[start Given information]

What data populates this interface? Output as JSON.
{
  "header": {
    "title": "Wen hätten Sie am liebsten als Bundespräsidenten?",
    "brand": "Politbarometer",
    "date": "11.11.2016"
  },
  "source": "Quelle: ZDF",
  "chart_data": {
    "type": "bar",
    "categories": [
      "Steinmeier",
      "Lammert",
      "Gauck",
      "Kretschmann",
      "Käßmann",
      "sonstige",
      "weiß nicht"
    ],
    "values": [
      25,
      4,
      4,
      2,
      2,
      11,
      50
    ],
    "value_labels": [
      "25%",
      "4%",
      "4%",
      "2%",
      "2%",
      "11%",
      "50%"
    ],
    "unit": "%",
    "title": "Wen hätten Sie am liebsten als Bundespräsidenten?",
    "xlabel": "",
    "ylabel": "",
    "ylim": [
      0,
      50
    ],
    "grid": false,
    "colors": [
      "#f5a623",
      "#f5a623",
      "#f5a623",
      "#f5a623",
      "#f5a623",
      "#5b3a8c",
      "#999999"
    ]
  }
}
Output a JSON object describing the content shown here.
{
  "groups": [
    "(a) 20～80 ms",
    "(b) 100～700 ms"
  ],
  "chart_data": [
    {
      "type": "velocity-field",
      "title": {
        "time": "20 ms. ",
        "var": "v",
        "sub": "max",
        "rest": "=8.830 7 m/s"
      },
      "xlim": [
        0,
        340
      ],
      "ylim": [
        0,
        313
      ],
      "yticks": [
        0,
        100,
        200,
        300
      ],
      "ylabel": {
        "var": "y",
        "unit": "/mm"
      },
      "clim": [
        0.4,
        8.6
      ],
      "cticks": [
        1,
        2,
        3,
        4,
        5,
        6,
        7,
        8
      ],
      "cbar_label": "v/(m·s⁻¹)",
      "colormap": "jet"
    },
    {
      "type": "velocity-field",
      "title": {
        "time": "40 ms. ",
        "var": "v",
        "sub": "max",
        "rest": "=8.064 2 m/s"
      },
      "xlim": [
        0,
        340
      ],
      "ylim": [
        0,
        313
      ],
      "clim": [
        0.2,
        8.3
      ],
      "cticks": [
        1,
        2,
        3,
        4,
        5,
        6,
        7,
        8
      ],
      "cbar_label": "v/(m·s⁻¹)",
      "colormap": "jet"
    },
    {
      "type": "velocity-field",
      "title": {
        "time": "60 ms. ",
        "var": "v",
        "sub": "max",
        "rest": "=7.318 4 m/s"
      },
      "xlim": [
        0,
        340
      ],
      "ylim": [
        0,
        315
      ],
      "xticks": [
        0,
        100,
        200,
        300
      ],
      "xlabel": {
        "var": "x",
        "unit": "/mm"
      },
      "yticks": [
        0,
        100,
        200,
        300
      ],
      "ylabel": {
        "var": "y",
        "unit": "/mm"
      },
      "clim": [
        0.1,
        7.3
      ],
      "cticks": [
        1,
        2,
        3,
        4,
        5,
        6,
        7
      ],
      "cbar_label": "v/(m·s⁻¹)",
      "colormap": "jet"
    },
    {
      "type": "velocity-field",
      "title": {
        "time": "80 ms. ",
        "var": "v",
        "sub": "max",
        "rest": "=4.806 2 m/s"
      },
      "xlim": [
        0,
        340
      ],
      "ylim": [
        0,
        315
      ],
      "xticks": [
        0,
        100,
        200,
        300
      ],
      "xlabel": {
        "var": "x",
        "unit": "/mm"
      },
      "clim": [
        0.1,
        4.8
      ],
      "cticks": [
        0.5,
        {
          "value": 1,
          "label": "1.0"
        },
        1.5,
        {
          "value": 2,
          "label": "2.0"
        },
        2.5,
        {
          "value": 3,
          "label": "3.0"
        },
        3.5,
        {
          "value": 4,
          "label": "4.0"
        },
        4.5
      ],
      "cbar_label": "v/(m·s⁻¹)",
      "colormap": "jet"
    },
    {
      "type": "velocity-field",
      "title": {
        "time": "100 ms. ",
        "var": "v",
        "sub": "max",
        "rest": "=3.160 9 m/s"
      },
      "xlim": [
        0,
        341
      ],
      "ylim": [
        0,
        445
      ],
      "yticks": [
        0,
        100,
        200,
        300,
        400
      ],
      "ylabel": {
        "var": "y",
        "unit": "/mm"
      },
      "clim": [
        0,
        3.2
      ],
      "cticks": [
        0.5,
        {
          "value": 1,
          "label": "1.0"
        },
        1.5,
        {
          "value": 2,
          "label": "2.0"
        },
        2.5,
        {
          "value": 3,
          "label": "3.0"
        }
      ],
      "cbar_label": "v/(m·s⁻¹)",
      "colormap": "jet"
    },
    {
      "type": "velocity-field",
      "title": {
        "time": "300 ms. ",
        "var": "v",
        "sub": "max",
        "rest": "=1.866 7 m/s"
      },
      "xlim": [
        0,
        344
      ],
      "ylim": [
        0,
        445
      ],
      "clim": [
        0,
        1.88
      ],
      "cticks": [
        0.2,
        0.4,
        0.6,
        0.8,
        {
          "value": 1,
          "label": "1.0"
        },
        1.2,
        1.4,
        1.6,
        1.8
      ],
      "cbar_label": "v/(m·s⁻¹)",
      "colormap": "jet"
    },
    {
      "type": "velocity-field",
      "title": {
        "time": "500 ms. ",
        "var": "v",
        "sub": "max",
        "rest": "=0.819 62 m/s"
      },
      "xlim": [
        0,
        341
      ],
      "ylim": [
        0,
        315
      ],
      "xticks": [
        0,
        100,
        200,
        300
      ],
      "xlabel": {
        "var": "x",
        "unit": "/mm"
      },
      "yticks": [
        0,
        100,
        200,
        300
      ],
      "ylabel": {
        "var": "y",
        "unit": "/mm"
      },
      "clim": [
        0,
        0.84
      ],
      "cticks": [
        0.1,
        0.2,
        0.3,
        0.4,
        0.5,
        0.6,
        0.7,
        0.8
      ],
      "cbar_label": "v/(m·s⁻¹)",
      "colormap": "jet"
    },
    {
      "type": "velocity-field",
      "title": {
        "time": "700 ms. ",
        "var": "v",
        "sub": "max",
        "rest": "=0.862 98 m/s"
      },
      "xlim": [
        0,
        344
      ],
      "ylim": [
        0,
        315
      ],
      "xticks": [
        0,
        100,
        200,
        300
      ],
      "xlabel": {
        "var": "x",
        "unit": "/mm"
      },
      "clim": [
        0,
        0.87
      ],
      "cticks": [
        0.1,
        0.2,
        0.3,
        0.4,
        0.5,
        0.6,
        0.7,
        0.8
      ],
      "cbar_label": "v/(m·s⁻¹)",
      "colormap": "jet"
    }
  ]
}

[end Given information]

Exercise description: Write down the full listing again, exactly.

Task solution:
What data populates this interface? Output as JSON.
{
  "header": {
    "title": "Wen hätten Sie am liebsten als Bundespräsidenten?",
    "brand": "Politbarometer",
    "date": "11.11.2016"
  },
  "source": "Quelle: ZDF",
  "chart_data": {
    "type": "bar",
    "categories": [
      "Steinmeier",
      "Lammert",
      "Gauck",
      "Kretschmann",
      "Käßmann",
      "sonstige",
      "weiß nicht"
    ],
    "values": [
      25,
      4,
      4,
      2,
      2,
      11,
      50
    ],
    "value_labels": [
      "25%",
      "4%",
      "4%",
      "2%",
      "2%",
      "11%",
      "50%"
    ],
    "unit": "%",
    "title": "Wen hätten Sie am liebsten als Bundespräsidenten?",
    "xlabel": "",
    "ylabel": "",
    "ylim": [
      0,
      50
    ],
    "grid": false,
    "colors": [
      "#f5a623",
      "#f5a623",
      "#f5a623",
      "#f5a623",
      "#f5a623",
      "#5b3a8c",
      "#999999"
    ]
  }
}
Output a JSON object describing the content shown here.
{
  "groups": [
    "(a) 20～80 ms",
    "(b) 100～700 ms"
  ],
  "chart_data": [
    {
      "type": "velocity-field",
      "title": {
        "time": "20 ms. ",
        "var": "v",
        "sub": "max",
        "rest": "=8.830 7 m/s"
      },
      "xlim": [
        0,
        340
      ],
      "ylim": [
        0,
        313
      ],
      "yticks": [
        0,
        100,
        200,
        300
      ],
      "ylabel": {
        "var": "y",
        "unit": "/mm"
      },
      "clim": [
        0.4,
        8.6
      ],
      "cticks": [
        1,
        2,
        3,
        4,
        5,
        6,
        7,
        8
      ],
      "cbar_label": "v/(m·s⁻¹)",
      "colormap": "jet"
    },
    {
      "type": "velocity-field",
      "title": {
        "time": "40 ms. ",
        "var": "v",
        "sub": "max",
        "rest": "=8.064 2 m/s"
      },
      "xlim": [
        0,
        340
      ],
      "ylim": [
        0,
        313
      ],
      "clim": [
        0.2,
        8.3
      ],
      "cticks": [
        1,
        2,
        3,
        4,
        5,
        6,
        7,
        8
      ],
      "cbar_label": "v/(m·s⁻¹)",
      "colormap": "jet"
    },
    {
      "type": "velocity-field",
      "title": {
        "time": "60 ms. ",
        "var": "v",
        "sub": "max",
        "rest": "=7.318 4 m/s"
      },
      "xlim": [
        0,
        340
      ],
      "ylim": [
        0,
        315
      ],
      "xticks": [
        0,
        100,
        200,
        300
      ],
      "xlabel": {
        "var": "x",
        "unit": "/mm"
      },
      "yticks": [
        0,
        100,
        200,
        300
      ],
      "ylabel": {
        "var": "y",
        "unit": "/mm"
      },
      "clim": [
        0.1,
        7.3
      ],
      "cticks": [
        1,
        2,
        3,
        4,
        5,
        6,
        7
      ],
      "cbar_label": "v/(m·s⁻¹)",
      "colormap": "jet"
    },
    {
      "type": "velocity-field",
      "title": {
        "time": "80 ms. ",
        "var": "v",
        "sub": "max",
        "rest": "=4.806 2 m/s"
      },
      "xlim": [
        0,
        340
      ],
      "ylim": [
        0,
        315
      ],
      "xticks": [
        0,
        100,
        200,
        300
      ],
      "xlabel": {
        "var": "x",
        "unit": "/mm"
      },
      "clim": [
        0.1,
        4.8
      ],
      "cticks": [
        0.5,
        {
          "value": 1,
          "label": "1.0"
        },
        1.5,
        {
          "value": 2,
          "label": "2.0"
        },
        2.5,
        {
          "value": 3,
          "label": "3.0"
        },
        3.5,
        {
          "value": 4,
          "label": "4.0"
        },
        4.5
      ],
      "cbar_label": "v/(m·s⁻¹)",
      "colormap": "jet"
    },
    {
      "type": "velocity-field",
      "title": {
        "time": "100 ms. ",
        "var": "v",
        "sub": "max",
        "rest": "=3.160 9 m/s"
      },
      "xlim": [
        0,
        341
      ],
      "ylim": [
        0,
        445
      ],
      "yticks": [
        0,
        100,
        200,
        300,
        400
      ],
      "ylabel": {
        "var": "y",
        "unit": "/mm"
      },
      "clim": [
        0,
        3.2
      ],
      "cticks": [
        0.5,
        {
          "value": 1,
          "label": "1.0"
        },
        1.5,
        {
          "value": 2,
          "label": "2.0"
        },
        2.5,
        {
          "value": 3,
          "label": "3.0"
        }
      ],
      "cbar_label": "v/(m·s⁻¹)",
      "colormap": "jet"
    },
    {
      "type": "velocity-field",
      "title": {
        "time": "300 ms. ",
        "var": "v",
        "sub": "max",
        "rest": "=1.866 7 m/s"
      },
      "xlim": [
        0,
        344
      ],
      "ylim": [
        0,
        445
      ],
      "clim": [
        0,
        1.88
      ],
      "cticks": [
        0.2,
        0.4,
        0.6,
        0.8,
        {
          "value": 1,
          "label": "1.0"
        },
        1.2,
        1.4,
        1.6,
        1.8
      ],
      "cbar_label": "v/(m·s⁻¹)",
      "colormap": "jet"
    },
    {
      "type": "velocity-field",
      "title": {
        "time": "500 ms. ",
        "var": "v",
        "sub": "max",
        "rest": "=0.819 62 m/s"
      },
      "xlim": [
        0,
        341
      ],
      "ylim": [
        0,
        315
      ],
      "xticks": [
        0,
        100,
        200,
        300
      ],
      "xlabel": {
        "var": "x",
        "unit": "/mm"
      },
      "yticks": [
        0,
        100,
        200,
        300
      ],
      "ylabel": {
        "var": "y",
        "unit": "/mm"
      },
      "clim": [
        0,
        0.84
      ],
      "cticks": [
        0.1,
        0.2,
        0.3,
        0.4,
        0.5,
        0.6,
        0.7,
        0.8
      ],
      "cbar_label": "v/(m·s⁻¹)",
      "colormap": "jet"
    },
    {
      "type": "velocity-field",
      "title": {
        "time": "700 ms. ",
        "var": "v",
        "sub": "max",
        "rest": "=0.862 98 m/s"
      },
      "xlim": [
        0,
        344
      ],
      "ylim": [
        0,
        315
      ],
      "xticks": [
        0,
        100,
        200,
        300
      ],
      "xlabel": {
        "var": "x",
        "unit": "/mm"
      },
      "clim": [
        0,
        0.87
      ],
      "cticks": [
        0.1,
        0.2,
        0.3,
        0.4,
        0.5,
        0.6,
        0.7,
        0.8
      ],
      "cbar_label": "v/(m·s⁻¹)",
      "colormap": "jet"
    }
  ]
}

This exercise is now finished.